• Exercise prompt: Count every line that has the word "dans" in it; give no more than the number.

• Dataset:
········
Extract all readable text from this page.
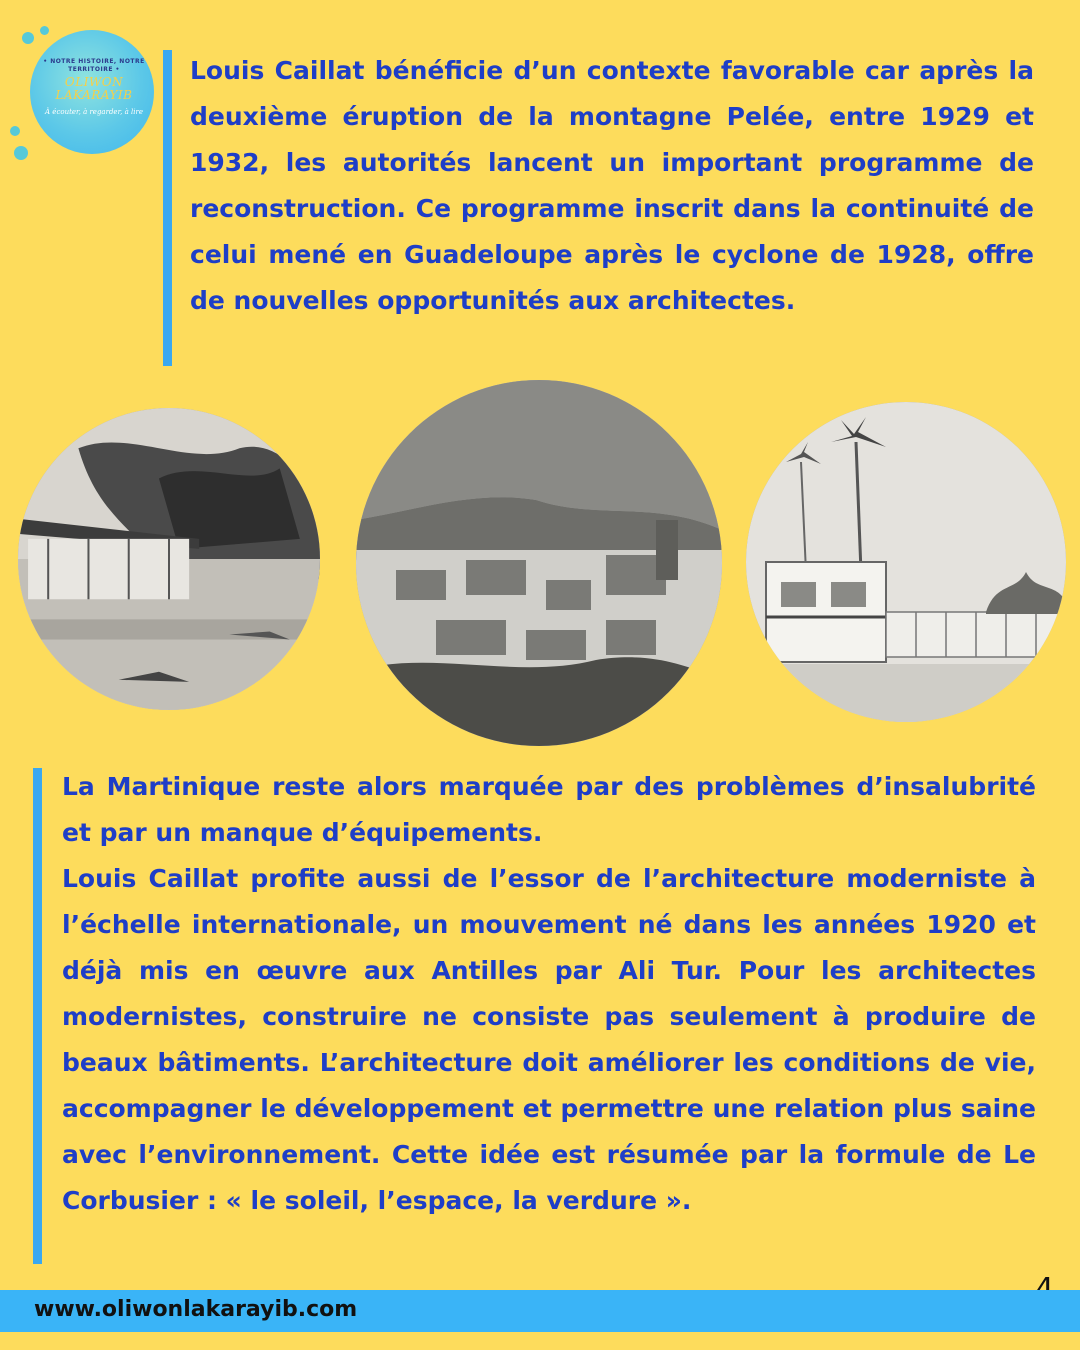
• NOTRE HISTOIRE, NOTRE TERRITOIRE •
OLIWON LAKARAYIB
À écouter, à regarder, à lire

Louis Caillat bénéficie d’un contexte favorable car après la deuxième éruption de la montagne Pelée, entre 1929 et 1932, les autorités lancent un important programme de reconstruction. Ce programme inscrit dans la continuité de celui mené en Guadeloupe après le cyclone de 1928, offre de nouvelles opportunités aux architectes.

La Martinique reste alors marquée par des problèmes d’insalubrité et par un manque d’équipements.

Louis Caillat profite aussi de l’essor de l’architecture moderniste à l’échelle internationale, un mouvement né dans les années 1920 et déjà mis en œuvre aux Antilles par Ali Tur. Pour les architectes modernistes, construire ne consiste pas seulement à produire de beaux bâtiments. L’architecture doit améliorer les conditions de vie, accompagner le développement et permettre une relation plus saine avec l’environnement. Cette idée est résumée par la formule de Le Corbusier : « le soleil, l’espace, la verdure ».

www.oliwonlakarayib.com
········
• Result of this task: 2